(Dataset entries on figures)
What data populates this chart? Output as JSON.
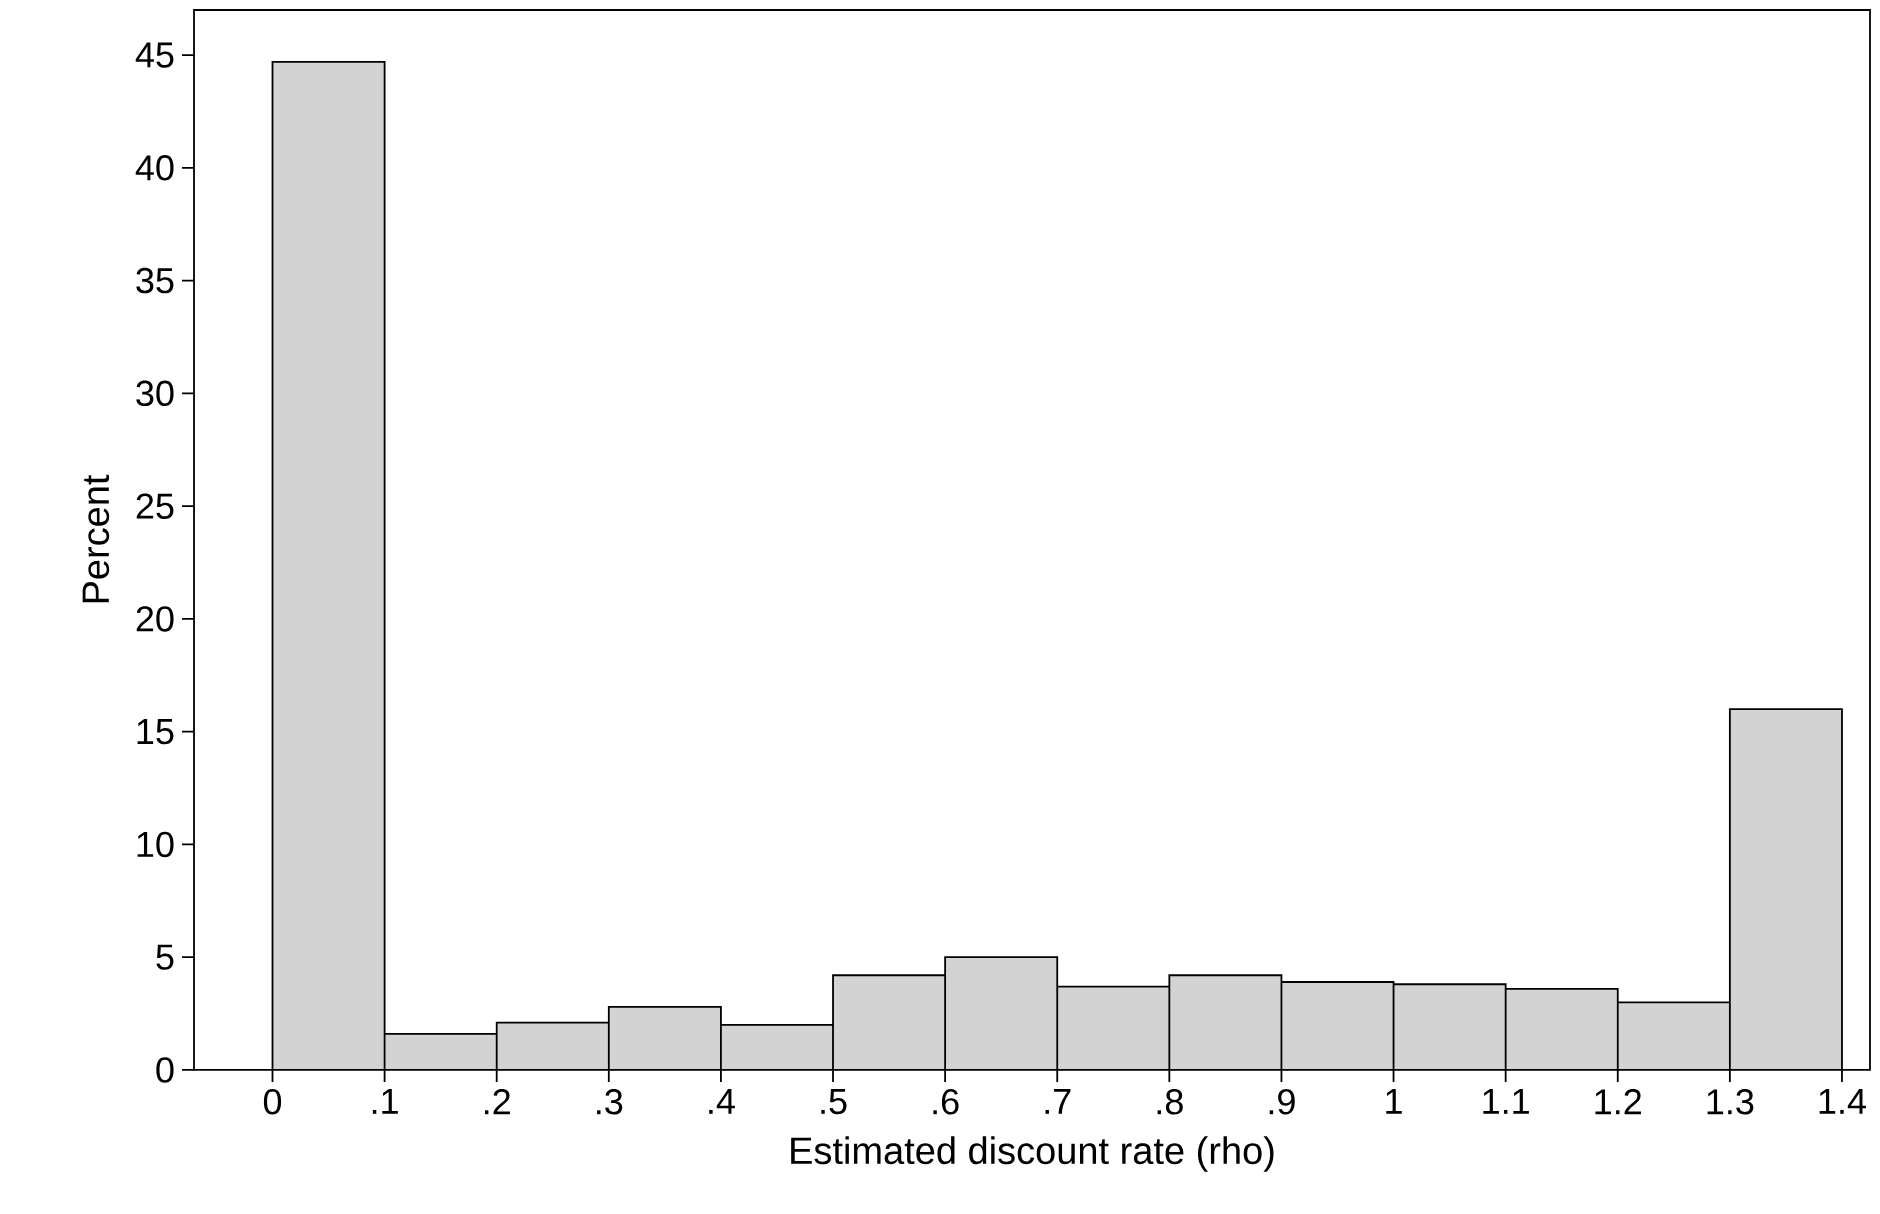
{
  "chart_data": {
    "type": "histogram",
    "xlabel": "Estimated discount rate (rho)",
    "ylabel": "Percent",
    "bins": [
      0,
      0.1,
      0.2,
      0.3,
      0.4,
      0.5,
      0.6,
      0.7,
      0.8,
      0.9,
      1.0,
      1.1,
      1.2,
      1.3,
      1.4
    ],
    "values": [
      44.7,
      1.6,
      2.1,
      2.8,
      2.0,
      4.2,
      5.0,
      3.7,
      4.2,
      3.9,
      3.8,
      3.6,
      3.0,
      16.0
    ],
    "color": "#d3d3d3",
    "xlim": [
      -0.07,
      1.425
    ],
    "ylim": [
      0,
      47
    ],
    "xticks": [
      0,
      {
        "value": 0.1,
        "label": ".1"
      },
      {
        "value": 0.2,
        "label": ".2"
      },
      {
        "value": 0.3,
        "label": ".3"
      },
      {
        "value": 0.4,
        "label": ".4"
      },
      {
        "value": 0.5,
        "label": ".5"
      },
      {
        "value": 0.6,
        "label": ".6"
      },
      {
        "value": 0.7,
        "label": ".7"
      },
      {
        "value": 0.8,
        "label": ".8"
      },
      {
        "value": 0.9,
        "label": ".9"
      },
      1,
      1.1,
      1.2,
      1.3,
      1.4
    ],
    "yticks": [
      0,
      5,
      10,
      15,
      20,
      25,
      30,
      35,
      40,
      45
    ]
  }
}
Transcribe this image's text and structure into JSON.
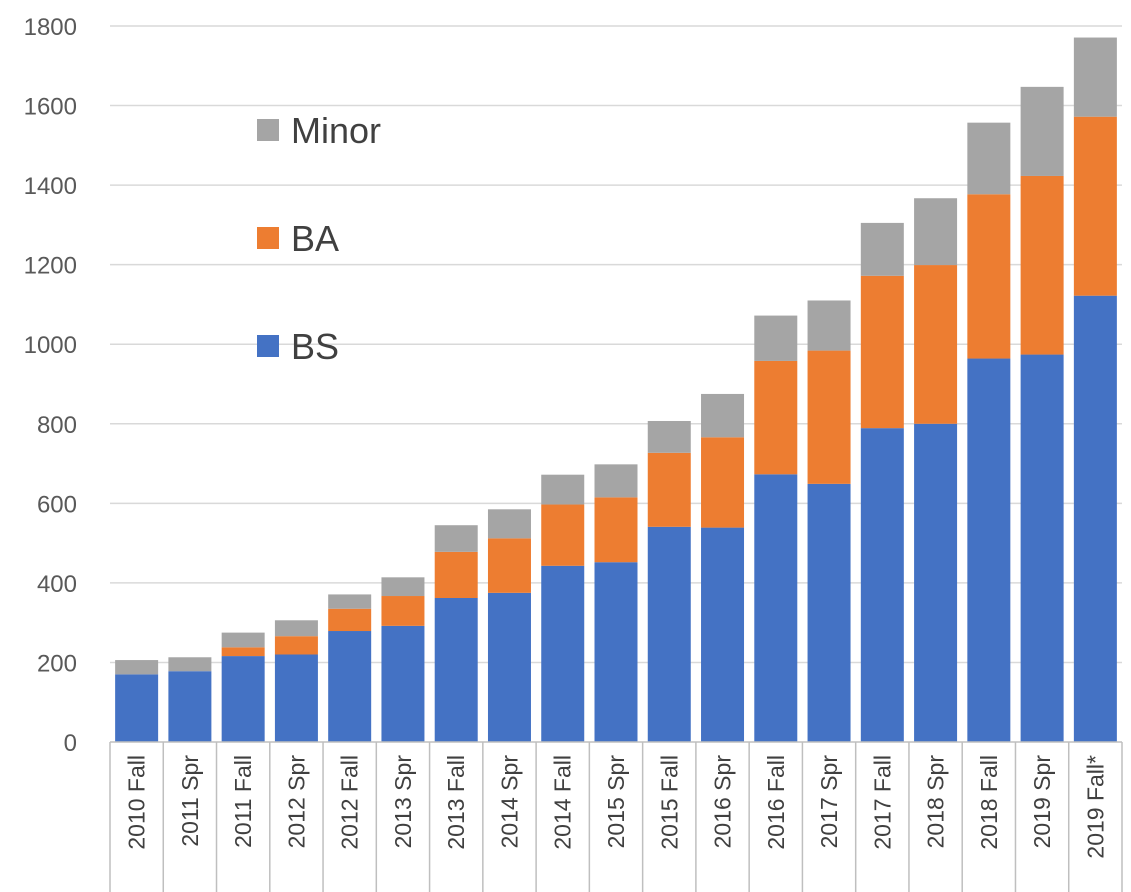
{
  "chart_data": {
    "type": "bar",
    "stacked": true,
    "categories": [
      "2010 Fall",
      "2011 Spr",
      "2011 Fall",
      "2012 Spr",
      "2012 Fall",
      "2013 Spr",
      "2013 Fall",
      "2014 Spr",
      "2014 Fall",
      "2015 Spr",
      "2015 Fall",
      "2016 Spr",
      "2016 Fall",
      "2017 Spr",
      "2017 Fall",
      "2018 Spr",
      "2018 Fall",
      "2019 Spr",
      "2019 Fall*"
    ],
    "series": [
      {
        "name": "BS",
        "color": "#4472C4",
        "values": [
          170,
          178,
          216,
          220,
          279,
          292,
          362,
          375,
          443,
          452,
          541,
          539,
          673,
          649,
          789,
          800,
          964,
          974,
          1122
        ]
      },
      {
        "name": "BA",
        "color": "#ED7D31",
        "values": [
          0,
          0,
          22,
          46,
          56,
          75,
          116,
          137,
          154,
          163,
          186,
          227,
          285,
          335,
          383,
          399,
          413,
          449,
          450
        ]
      },
      {
        "name": "Minor",
        "color": "#A5A5A5",
        "values": [
          36,
          35,
          37,
          40,
          36,
          47,
          67,
          73,
          75,
          83,
          80,
          109,
          114,
          126,
          133,
          168,
          180,
          224,
          199
        ]
      }
    ],
    "yticks": [
      "0",
      "200",
      "400",
      "600",
      "800",
      "1000",
      "1200",
      "1400",
      "1600",
      "1800"
    ],
    "ylim": [
      0,
      1800
    ],
    "grid": true,
    "legend": {
      "position": "upper-left-inside",
      "order": [
        "Minor",
        "BA",
        "BS"
      ]
    },
    "title": "",
    "xlabel": "",
    "ylabel": ""
  }
}
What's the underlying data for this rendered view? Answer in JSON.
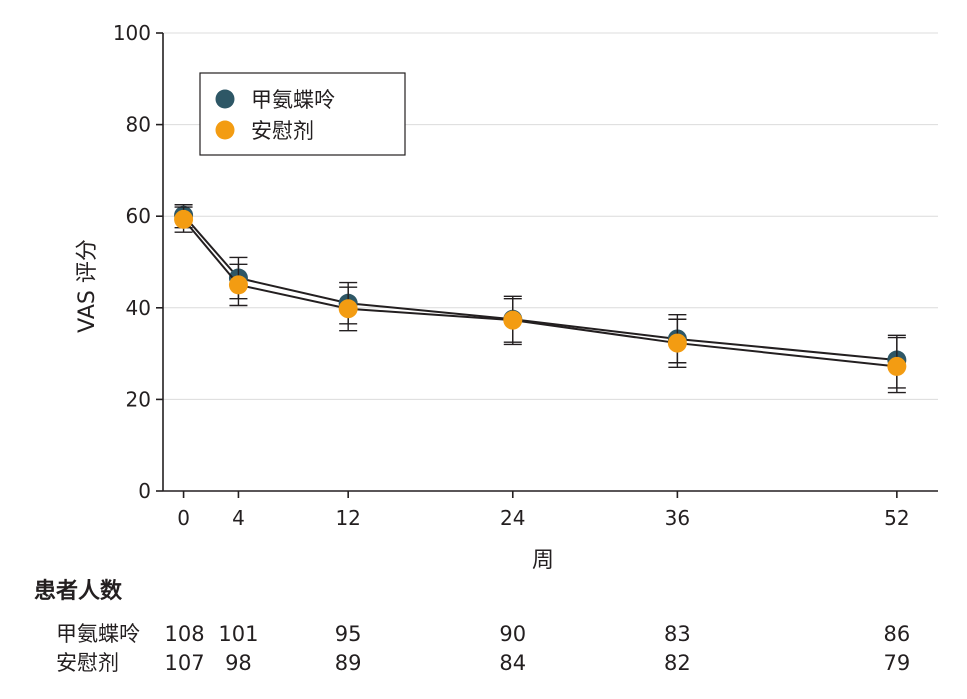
{
  "chart_data": {
    "type": "line",
    "xlabel": "周",
    "ylabel": "VAS 评分",
    "x": [
      0,
      4,
      12,
      24,
      36,
      52
    ],
    "xticks": [
      "0",
      "4",
      "12",
      "24",
      "36",
      "52"
    ],
    "xlim": [
      -1.5,
      55
    ],
    "ylim": [
      0,
      100
    ],
    "yticks": [
      "0",
      "20",
      "40",
      "60",
      "80",
      "100"
    ],
    "grid": "horizontal",
    "legend_position": "top-left",
    "series": [
      {
        "name": "甲氨蝶呤",
        "color": "#2e5766",
        "values": [
          60.2,
          46.5,
          41.0,
          37.5,
          33.2,
          28.6
        ],
        "error_low": [
          57.5,
          42.0,
          36.5,
          32.5,
          28.0,
          22.5
        ],
        "error_high": [
          62.5,
          51.0,
          45.5,
          42.5,
          38.5,
          34.0
        ]
      },
      {
        "name": "安慰剂",
        "color": "#f39c12",
        "values": [
          59.3,
          45.0,
          39.8,
          37.3,
          32.3,
          27.2
        ],
        "error_low": [
          56.5,
          40.5,
          35.0,
          32.0,
          27.0,
          21.5
        ],
        "error_high": [
          62.0,
          49.5,
          44.5,
          42.0,
          37.5,
          33.5
        ]
      }
    ],
    "risk_table": {
      "title": "患者人数",
      "rows": [
        {
          "label": "甲氨蝶呤",
          "values": [
            "108",
            "101",
            "95",
            "90",
            "83",
            "86"
          ]
        },
        {
          "label": "安慰剂",
          "values": [
            "107",
            "98",
            "89",
            "84",
            "82",
            "79"
          ]
        }
      ]
    }
  }
}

• Exercise requirements: Return the listing above in full and without alteration, excluding its pictures.

• Reply to the exercise:
What data populates this chart? Output as JSON.
{
  "chart_data": {
    "type": "histogram",
    "xlabel": "Estimated discount rate (rho)",
    "ylabel": "Percent",
    "bins": [
      0,
      0.1,
      0.2,
      0.3,
      0.4,
      0.5,
      0.6,
      0.7,
      0.8,
      0.9,
      1.0,
      1.1,
      1.2,
      1.3,
      1.4
    ],
    "values": [
      44.7,
      1.6,
      2.1,
      2.8,
      2.0,
      4.2,
      5.0,
      3.7,
      4.2,
      3.9,
      3.8,
      3.6,
      3.0,
      16.0
    ],
    "color": "#d3d3d3",
    "xlim": [
      -0.07,
      1.425
    ],
    "ylim": [
      0,
      47
    ],
    "xticks": [
      0,
      {
        "value": 0.1,
        "label": ".1"
      },
      {
        "value": 0.2,
        "label": ".2"
      },
      {
        "value": 0.3,
        "label": ".3"
      },
      {
        "value": 0.4,
        "label": ".4"
      },
      {
        "value": 0.5,
        "label": ".5"
      },
      {
        "value": 0.6,
        "label": ".6"
      },
      {
        "value": 0.7,
        "label": ".7"
      },
      {
        "value": 0.8,
        "label": ".8"
      },
      {
        "value": 0.9,
        "label": ".9"
      },
      1,
      1.1,
      1.2,
      1.3,
      1.4
    ],
    "yticks": [
      0,
      5,
      10,
      15,
      20,
      25,
      30,
      35,
      40,
      45
    ]
  }
}
Transcribe this image's text and structure into JSON.
{
  "chart_data": {
    "type": "bar",
    "stacked": true,
    "categories": [
      "2010 Fall",
      "2011 Spr",
      "2011 Fall",
      "2012 Spr",
      "2012 Fall",
      "2013 Spr",
      "2013 Fall",
      "2014 Spr",
      "2014 Fall",
      "2015 Spr",
      "2015 Fall",
      "2016 Spr",
      "2016 Fall",
      "2017 Spr",
      "2017 Fall",
      "2018 Spr",
      "2018 Fall",
      "2019 Spr",
      "2019 Fall*"
    ],
    "series": [
      {
        "name": "BS",
        "color": "#4472C4",
        "values": [
          170,
          178,
          216,
          220,
          279,
          292,
          362,
          375,
          443,
          452,
          541,
          539,
          673,
          649,
          789,
          800,
          964,
          974,
          1122
        ]
      },
      {
        "name": "BA",
        "color": "#ED7D31",
        "values": [
          0,
          0,
          22,
          46,
          56,
          75,
          116,
          137,
          154,
          163,
          186,
          227,
          285,
          335,
          383,
          399,
          413,
          449,
          450
        ]
      },
      {
        "name": "Minor",
        "color": "#A5A5A5",
        "values": [
          36,
          35,
          37,
          40,
          36,
          47,
          67,
          73,
          75,
          83,
          80,
          109,
          114,
          126,
          133,
          168,
          180,
          224,
          199
        ]
      }
    ],
    "yticks": [
      "0",
      "200",
      "400",
      "600",
      "800",
      "1000",
      "1200",
      "1400",
      "1600",
      "1800"
    ],
    "ylim": [
      0,
      1800
    ],
    "grid": true,
    "legend": {
      "position": "upper-left-inside",
      "order": [
        "Minor",
        "BA",
        "BS"
      ]
    },
    "title": "",
    "xlabel": "",
    "ylabel": ""
  }
}
What's the underlying data for this rendered view? Answer in JSON.
{
  "chart_data": {
    "type": "line",
    "xlabel": "周",
    "ylabel": "VAS 评分",
    "x": [
      0,
      4,
      12,
      24,
      36,
      52
    ],
    "xticks": [
      "0",
      "4",
      "12",
      "24",
      "36",
      "52"
    ],
    "xlim": [
      -1.5,
      55
    ],
    "ylim": [
      0,
      100
    ],
    "yticks": [
      "0",
      "20",
      "40",
      "60",
      "80",
      "100"
    ],
    "grid": "horizontal",
    "legend_position": "top-left",
    "series": [
      {
        "name": "甲氨蝶呤",
        "color": "#2e5766",
        "values": [
          60.2,
          46.5,
          41.0,
          37.5,
          33.2,
          28.6
        ],
        "error_low": [
          57.5,
          42.0,
          36.5,
          32.5,
          28.0,
          22.5
        ],
        "error_high": [
          62.5,
          51.0,
          45.5,
          42.5,
          38.5,
          34.0
        ]
      },
      {
        "name": "安慰剂",
        "color": "#f39c12",
        "values": [
          59.3,
          45.0,
          39.8,
          37.3,
          32.3,
          27.2
        ],
        "error_low": [
          56.5,
          40.5,
          35.0,
          32.0,
          27.0,
          21.5
        ],
        "error_high": [
          62.0,
          49.5,
          44.5,
          42.0,
          37.5,
          33.5
        ]
      }
    ],
    "risk_table": {
      "title": "患者人数",
      "rows": [
        {
          "label": "甲氨蝶呤",
          "values": [
            "108",
            "101",
            "95",
            "90",
            "83",
            "86"
          ]
        },
        {
          "label": "安慰剂",
          "values": [
            "107",
            "98",
            "89",
            "84",
            "82",
            "79"
          ]
        }
      ]
    }
  }
}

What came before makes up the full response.